> [What you should do] Repeat the material exactly, every line of it.

Dataset items:
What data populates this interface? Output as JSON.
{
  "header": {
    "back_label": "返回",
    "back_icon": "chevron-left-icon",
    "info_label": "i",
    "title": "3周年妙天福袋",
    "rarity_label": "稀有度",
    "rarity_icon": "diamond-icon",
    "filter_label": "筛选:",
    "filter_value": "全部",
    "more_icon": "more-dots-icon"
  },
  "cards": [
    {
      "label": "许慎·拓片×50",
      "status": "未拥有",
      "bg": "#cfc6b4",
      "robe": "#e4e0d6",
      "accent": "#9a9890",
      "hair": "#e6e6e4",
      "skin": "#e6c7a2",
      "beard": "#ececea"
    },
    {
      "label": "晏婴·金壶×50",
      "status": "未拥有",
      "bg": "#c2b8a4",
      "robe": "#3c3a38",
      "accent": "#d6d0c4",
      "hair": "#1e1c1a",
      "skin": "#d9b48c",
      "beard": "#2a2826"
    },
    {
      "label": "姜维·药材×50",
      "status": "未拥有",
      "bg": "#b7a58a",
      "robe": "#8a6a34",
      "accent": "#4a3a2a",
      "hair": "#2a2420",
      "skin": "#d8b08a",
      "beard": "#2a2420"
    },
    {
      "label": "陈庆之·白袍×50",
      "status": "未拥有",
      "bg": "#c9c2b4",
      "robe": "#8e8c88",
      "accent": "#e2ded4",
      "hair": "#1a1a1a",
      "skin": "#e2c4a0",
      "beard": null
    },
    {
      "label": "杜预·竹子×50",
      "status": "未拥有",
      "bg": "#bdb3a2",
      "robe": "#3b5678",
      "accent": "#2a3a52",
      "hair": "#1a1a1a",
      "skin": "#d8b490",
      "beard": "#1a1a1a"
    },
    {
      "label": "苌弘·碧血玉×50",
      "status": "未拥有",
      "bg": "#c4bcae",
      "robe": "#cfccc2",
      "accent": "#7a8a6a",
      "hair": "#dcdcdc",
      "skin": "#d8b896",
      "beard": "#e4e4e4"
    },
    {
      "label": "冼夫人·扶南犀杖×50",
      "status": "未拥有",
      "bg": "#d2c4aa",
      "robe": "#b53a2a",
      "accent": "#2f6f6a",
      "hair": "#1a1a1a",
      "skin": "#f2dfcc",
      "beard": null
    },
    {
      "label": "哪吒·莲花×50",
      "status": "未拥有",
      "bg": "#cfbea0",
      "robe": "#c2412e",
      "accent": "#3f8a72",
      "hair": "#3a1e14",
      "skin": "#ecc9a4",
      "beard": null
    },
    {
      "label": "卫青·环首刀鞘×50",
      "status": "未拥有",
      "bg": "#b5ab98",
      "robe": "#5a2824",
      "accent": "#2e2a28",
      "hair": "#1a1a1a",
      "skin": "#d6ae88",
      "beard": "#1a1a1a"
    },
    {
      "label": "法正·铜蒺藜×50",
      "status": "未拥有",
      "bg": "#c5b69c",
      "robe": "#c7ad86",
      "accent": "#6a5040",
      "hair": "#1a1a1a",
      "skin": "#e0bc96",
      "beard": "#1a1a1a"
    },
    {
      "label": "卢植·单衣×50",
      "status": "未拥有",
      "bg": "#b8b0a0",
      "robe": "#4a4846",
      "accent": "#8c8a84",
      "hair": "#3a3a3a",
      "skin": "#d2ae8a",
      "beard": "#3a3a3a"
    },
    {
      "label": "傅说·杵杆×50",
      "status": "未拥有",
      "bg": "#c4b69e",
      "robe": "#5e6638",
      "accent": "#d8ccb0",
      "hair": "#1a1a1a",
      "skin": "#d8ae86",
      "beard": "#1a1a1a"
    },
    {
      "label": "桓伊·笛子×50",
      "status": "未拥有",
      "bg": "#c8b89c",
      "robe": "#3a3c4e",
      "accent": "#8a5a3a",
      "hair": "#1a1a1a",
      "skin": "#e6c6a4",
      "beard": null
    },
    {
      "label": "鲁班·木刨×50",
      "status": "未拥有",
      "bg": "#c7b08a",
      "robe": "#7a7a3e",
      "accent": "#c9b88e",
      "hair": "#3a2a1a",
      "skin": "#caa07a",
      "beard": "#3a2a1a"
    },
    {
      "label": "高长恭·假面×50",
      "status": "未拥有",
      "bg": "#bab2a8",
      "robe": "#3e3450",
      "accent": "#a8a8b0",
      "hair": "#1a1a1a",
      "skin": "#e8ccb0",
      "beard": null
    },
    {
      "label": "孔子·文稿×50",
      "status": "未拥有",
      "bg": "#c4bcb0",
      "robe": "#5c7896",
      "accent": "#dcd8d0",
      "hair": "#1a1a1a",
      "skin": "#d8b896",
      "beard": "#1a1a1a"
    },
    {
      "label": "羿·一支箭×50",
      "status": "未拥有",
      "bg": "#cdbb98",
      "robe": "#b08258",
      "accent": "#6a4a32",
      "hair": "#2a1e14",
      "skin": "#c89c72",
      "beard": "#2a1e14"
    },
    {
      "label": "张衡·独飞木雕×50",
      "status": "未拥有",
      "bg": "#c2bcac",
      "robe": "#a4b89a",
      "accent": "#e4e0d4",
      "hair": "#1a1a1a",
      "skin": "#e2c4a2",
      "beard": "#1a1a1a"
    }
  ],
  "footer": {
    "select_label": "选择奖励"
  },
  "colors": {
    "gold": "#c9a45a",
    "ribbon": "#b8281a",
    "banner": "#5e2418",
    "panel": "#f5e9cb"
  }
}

> [Complete response]
What data populates this interface? Output as JSON.
{
  "header": {
    "back_label": "返回",
    "back_icon": "chevron-left-icon",
    "info_label": "i",
    "title": "3周年妙天福袋",
    "rarity_label": "稀有度",
    "rarity_icon": "diamond-icon",
    "filter_label": "筛选:",
    "filter_value": "全部",
    "more_icon": "more-dots-icon"
  },
  "cards": [
    {
      "label": "许慎·拓片×50",
      "status": "未拥有",
      "bg": "#cfc6b4",
      "robe": "#e4e0d6",
      "accent": "#9a9890",
      "hair": "#e6e6e4",
      "skin": "#e6c7a2",
      "beard": "#ececea"
    },
    {
      "label": "晏婴·金壶×50",
      "status": "未拥有",
      "bg": "#c2b8a4",
      "robe": "#3c3a38",
      "accent": "#d6d0c4",
      "hair": "#1e1c1a",
      "skin": "#d9b48c",
      "beard": "#2a2826"
    },
    {
      "label": "姜维·药材×50",
      "status": "未拥有",
      "bg": "#b7a58a",
      "robe": "#8a6a34",
      "accent": "#4a3a2a",
      "hair": "#2a2420",
      "skin": "#d8b08a",
      "beard": "#2a2420"
    },
    {
      "label": "陈庆之·白袍×50",
      "status": "未拥有",
      "bg": "#c9c2b4",
      "robe": "#8e8c88",
      "accent": "#e2ded4",
      "hair": "#1a1a1a",
      "skin": "#e2c4a0",
      "beard": null
    },
    {
      "label": "杜预·竹子×50",
      "status": "未拥有",
      "bg": "#bdb3a2",
      "robe": "#3b5678",
      "accent": "#2a3a52",
      "hair": "#1a1a1a",
      "skin": "#d8b490",
      "beard": "#1a1a1a"
    },
    {
      "label": "苌弘·碧血玉×50",
      "status": "未拥有",
      "bg": "#c4bcae",
      "robe": "#cfccc2",
      "accent": "#7a8a6a",
      "hair": "#dcdcdc",
      "skin": "#d8b896",
      "beard": "#e4e4e4"
    },
    {
      "label": "冼夫人·扶南犀杖×50",
      "status": "未拥有",
      "bg": "#d2c4aa",
      "robe": "#b53a2a",
      "accent": "#2f6f6a",
      "hair": "#1a1a1a",
      "skin": "#f2dfcc",
      "beard": null
    },
    {
      "label": "哪吒·莲花×50",
      "status": "未拥有",
      "bg": "#cfbea0",
      "robe": "#c2412e",
      "accent": "#3f8a72",
      "hair": "#3a1e14",
      "skin": "#ecc9a4",
      "beard": null
    },
    {
      "label": "卫青·环首刀鞘×50",
      "status": "未拥有",
      "bg": "#b5ab98",
      "robe": "#5a2824",
      "accent": "#2e2a28",
      "hair": "#1a1a1a",
      "skin": "#d6ae88",
      "beard": "#1a1a1a"
    },
    {
      "label": "法正·铜蒺藜×50",
      "status": "未拥有",
      "bg": "#c5b69c",
      "robe": "#c7ad86",
      "accent": "#6a5040",
      "hair": "#1a1a1a",
      "skin": "#e0bc96",
      "beard": "#1a1a1a"
    },
    {
      "label": "卢植·单衣×50",
      "status": "未拥有",
      "bg": "#b8b0a0",
      "robe": "#4a4846",
      "accent": "#8c8a84",
      "hair": "#3a3a3a",
      "skin": "#d2ae8a",
      "beard": "#3a3a3a"
    },
    {
      "label": "傅说·杵杆×50",
      "status": "未拥有",
      "bg": "#c4b69e",
      "robe": "#5e6638",
      "accent": "#d8ccb0",
      "hair": "#1a1a1a",
      "skin": "#d8ae86",
      "beard": "#1a1a1a"
    },
    {
      "label": "桓伊·笛子×50",
      "status": "未拥有",
      "bg": "#c8b89c",
      "robe": "#3a3c4e",
      "accent": "#8a5a3a",
      "hair": "#1a1a1a",
      "skin": "#e6c6a4",
      "beard": null
    },
    {
      "label": "鲁班·木刨×50",
      "status": "未拥有",
      "bg": "#c7b08a",
      "robe": "#7a7a3e",
      "accent": "#c9b88e",
      "hair": "#3a2a1a",
      "skin": "#caa07a",
      "beard": "#3a2a1a"
    },
    {
      "label": "高长恭·假面×50",
      "status": "未拥有",
      "bg": "#bab2a8",
      "robe": "#3e3450",
      "accent": "#a8a8b0",
      "hair": "#1a1a1a",
      "skin": "#e8ccb0",
      "beard": null
    },
    {
      "label": "孔子·文稿×50",
      "status": "未拥有",
      "bg": "#c4bcb0",
      "robe": "#5c7896",
      "accent": "#dcd8d0",
      "hair": "#1a1a1a",
      "skin": "#d8b896",
      "beard": "#1a1a1a"
    },
    {
      "label": "羿·一支箭×50",
      "status": "未拥有",
      "bg": "#cdbb98",
      "robe": "#b08258",
      "accent": "#6a4a32",
      "hair": "#2a1e14",
      "skin": "#c89c72",
      "beard": "#2a1e14"
    },
    {
      "label": "张衡·独飞木雕×50",
      "status": "未拥有",
      "bg": "#c2bcac",
      "robe": "#a4b89a",
      "accent": "#e4e0d4",
      "hair": "#1a1a1a",
      "skin": "#e2c4a2",
      "beard": "#1a1a1a"
    }
  ],
  "footer": {
    "select_label": "选择奖励"
  },
  "colors": {
    "gold": "#c9a45a",
    "ribbon": "#b8281a",
    "banner": "#5e2418",
    "panel": "#f5e9cb"
  }
}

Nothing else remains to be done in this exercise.